(WHAT IS ASKED):
Extract every line of the material below and reproduce it faithfully.
### RAW DATA
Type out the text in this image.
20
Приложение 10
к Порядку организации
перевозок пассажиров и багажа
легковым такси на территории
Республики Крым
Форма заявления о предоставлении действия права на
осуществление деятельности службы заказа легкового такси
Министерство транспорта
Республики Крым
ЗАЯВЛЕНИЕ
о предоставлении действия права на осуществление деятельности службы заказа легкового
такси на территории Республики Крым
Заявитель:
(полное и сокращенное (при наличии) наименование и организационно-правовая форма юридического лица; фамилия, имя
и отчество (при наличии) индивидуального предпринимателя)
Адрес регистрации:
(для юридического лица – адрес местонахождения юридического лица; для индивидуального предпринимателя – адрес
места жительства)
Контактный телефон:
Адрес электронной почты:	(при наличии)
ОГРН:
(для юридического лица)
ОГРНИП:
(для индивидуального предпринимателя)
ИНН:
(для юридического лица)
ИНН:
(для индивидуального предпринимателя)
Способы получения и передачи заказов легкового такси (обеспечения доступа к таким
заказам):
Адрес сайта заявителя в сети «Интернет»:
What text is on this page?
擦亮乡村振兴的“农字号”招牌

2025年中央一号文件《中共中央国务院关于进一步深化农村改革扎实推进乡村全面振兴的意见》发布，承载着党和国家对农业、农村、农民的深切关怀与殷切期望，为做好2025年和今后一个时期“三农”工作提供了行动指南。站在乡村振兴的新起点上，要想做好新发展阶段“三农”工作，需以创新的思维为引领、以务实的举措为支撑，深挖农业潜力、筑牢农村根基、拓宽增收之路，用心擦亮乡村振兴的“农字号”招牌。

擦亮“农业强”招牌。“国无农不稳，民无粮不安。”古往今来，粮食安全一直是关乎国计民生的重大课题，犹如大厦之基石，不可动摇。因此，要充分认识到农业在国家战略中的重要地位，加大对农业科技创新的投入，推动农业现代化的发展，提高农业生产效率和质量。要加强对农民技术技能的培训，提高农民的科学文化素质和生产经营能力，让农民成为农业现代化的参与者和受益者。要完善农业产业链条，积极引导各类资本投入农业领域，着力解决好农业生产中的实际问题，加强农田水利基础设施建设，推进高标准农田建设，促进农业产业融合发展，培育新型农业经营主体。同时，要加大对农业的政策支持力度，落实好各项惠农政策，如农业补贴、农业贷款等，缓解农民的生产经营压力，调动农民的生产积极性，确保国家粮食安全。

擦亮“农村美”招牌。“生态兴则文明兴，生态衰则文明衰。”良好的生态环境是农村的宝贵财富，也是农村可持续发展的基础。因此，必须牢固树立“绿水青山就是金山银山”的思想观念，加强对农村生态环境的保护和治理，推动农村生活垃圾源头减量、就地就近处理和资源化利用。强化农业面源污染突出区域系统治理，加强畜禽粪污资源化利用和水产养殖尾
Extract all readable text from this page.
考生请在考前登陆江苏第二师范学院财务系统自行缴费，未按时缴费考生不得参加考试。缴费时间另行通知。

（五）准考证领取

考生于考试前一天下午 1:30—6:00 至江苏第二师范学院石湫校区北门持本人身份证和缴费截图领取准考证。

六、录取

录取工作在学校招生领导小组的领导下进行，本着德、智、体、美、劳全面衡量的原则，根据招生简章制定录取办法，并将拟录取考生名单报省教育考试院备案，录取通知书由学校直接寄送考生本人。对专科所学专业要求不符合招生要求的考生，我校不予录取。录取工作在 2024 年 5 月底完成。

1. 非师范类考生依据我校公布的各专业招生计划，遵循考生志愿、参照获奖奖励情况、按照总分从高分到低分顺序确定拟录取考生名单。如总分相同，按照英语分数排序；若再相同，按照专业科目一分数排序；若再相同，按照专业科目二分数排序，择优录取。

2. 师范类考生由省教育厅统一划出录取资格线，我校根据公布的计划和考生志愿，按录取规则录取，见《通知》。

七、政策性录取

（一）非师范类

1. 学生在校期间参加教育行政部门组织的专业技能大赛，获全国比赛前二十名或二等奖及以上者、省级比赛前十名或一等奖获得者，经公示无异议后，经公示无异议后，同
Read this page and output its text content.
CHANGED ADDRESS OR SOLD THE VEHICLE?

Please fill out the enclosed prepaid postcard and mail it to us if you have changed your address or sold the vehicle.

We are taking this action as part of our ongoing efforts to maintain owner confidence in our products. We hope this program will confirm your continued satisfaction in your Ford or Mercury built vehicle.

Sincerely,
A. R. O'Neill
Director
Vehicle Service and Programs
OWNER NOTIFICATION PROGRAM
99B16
######
(OUTPUT BELOW):
Type out the text in this image.
20
Приложение 10
к Порядку организации
перевозок пассажиров и багажа
легковым такси на территории
Республики Крым
Форма заявления о предоставлении действия права на
осуществление деятельности службы заказа легкового такси
Министерство транспорта
Республики Крым
ЗАЯВЛЕНИЕ
о предоставлении действия права на осуществление деятельности службы заказа легкового
такси на территории Республики Крым
Заявитель:
(полное и сокращенное (при наличии) наименование и организационно-правовая форма юридического лица; фамилия, имя
и отчество (при наличии) индивидуального предпринимателя)
Адрес регистрации:
(для юридического лица – адрес местонахождения юридического лица; для индивидуального предпринимателя – адрес
места жительства)
Контактный телефон:
Адрес электронной почты:	(при наличии)
ОГРН:
(для юридического лица)
ОГРНИП:
(для индивидуального предпринимателя)
ИНН:
(для юридического лица)
ИНН:
(для индивидуального предпринимателя)
Способы получения и передачи заказов легкового такси (обеспечения доступа к таким
заказам):
Адрес сайта заявителя в сети «Интернет»:
What text is on this page?
擦亮乡村振兴的“农字号”招牌

2025年中央一号文件《中共中央国务院关于进一步深化农村改革扎实推进乡村全面振兴的意见》发布，承载着党和国家对农业、农村、农民的深切关怀与殷切期望，为做好2025年和今后一个时期“三农”工作提供了行动指南。站在乡村振兴的新起点上，要想做好新发展阶段“三农”工作，需以创新的思维为引领、以务实的举措为支撑，深挖农业潜力、筑牢农村根基、拓宽增收之路，用心擦亮乡村振兴的“农字号”招牌。

擦亮“农业强”招牌。“国无农不稳，民无粮不安。”古往今来，粮食安全一直是关乎国计民生的重大课题，犹如大厦之基石，不可动摇。因此，要充分认识到农业在国家战略中的重要地位，加大对农业科技创新的投入，推动农业现代化的发展，提高农业生产效率和质量。要加强对农民技术技能的培训，提高农民的科学文化素质和生产经营能力，让农民成为农业现代化的参与者和受益者。要完善农业产业链条，积极引导各类资本投入农业领域，着力解决好农业生产中的实际问题，加强农田水利基础设施建设，推进高标准农田建设，促进农业产业融合发展，培育新型农业经营主体。同时，要加大对农业的政策支持力度，落实好各项惠农政策，如农业补贴、农业贷款等，缓解农民的生产经营压力，调动农民的生产积极性，确保国家粮食安全。

擦亮“农村美”招牌。“生态兴则文明兴，生态衰则文明衰。”良好的生态环境是农村的宝贵财富，也是农村可持续发展的基础。因此，必须牢固树立“绿水青山就是金山银山”的思想观念，加强对农村生态环境的保护和治理，推动农村生活垃圾源头减量、就地就近处理和资源化利用。强化农业面源污染突出区域系统治理，加强畜禽粪污资源化利用和水产养殖尾
Extract all readable text from this page.
考生请在考前登陆江苏第二师范学院财务系统自行缴费，未按时缴费考生不得参加考试。缴费时间另行通知。

（五）准考证领取

考生于考试前一天下午 1:30—6:00 至江苏第二师范学院石湫校区北门持本人身份证和缴费截图领取准考证。

六、录取

录取工作在学校招生领导小组的领导下进行，本着德、智、体、美、劳全面衡量的原则，根据招生简章制定录取办法，并将拟录取考生名单报省教育考试院备案，录取通知书由学校直接寄送考生本人。对专科所学专业要求不符合招生要求的考生，我校不予录取。录取工作在 2024 年 5 月底完成。

1. 非师范类考生依据我校公布的各专业招生计划，遵循考生志愿、参照获奖奖励情况、按照总分从高分到低分顺序确定拟录取考生名单。如总分相同，按照英语分数排序；若再相同，按照专业科目一分数排序；若再相同，按照专业科目二分数排序，择优录取。

2. 师范类考生由省教育厅统一划出录取资格线，我校根据公布的计划和考生志愿，按录取规则录取，见《通知》。

七、政策性录取

（一）非师范类

1. 学生在校期间参加教育行政部门组织的专业技能大赛，获全国比赛前二十名或二等奖及以上者、省级比赛前十名或一等奖获得者，经公示无异议后，经公示无异议后，同
Read this page and output its text content.
CHANGED ADDRESS OR SOLD THE VEHICLE?

Please fill out the enclosed prepaid postcard and mail it to us if you have changed your address or sold the vehicle.

We are taking this action as part of our ongoing efforts to maintain owner confidence in our products. We hope this program will confirm your continued satisfaction in your Ford or Mercury built vehicle.

Sincerely,
A. R. O'Neill
Director
Vehicle Service and Programs
OWNER NOTIFICATION PROGRAM
99B16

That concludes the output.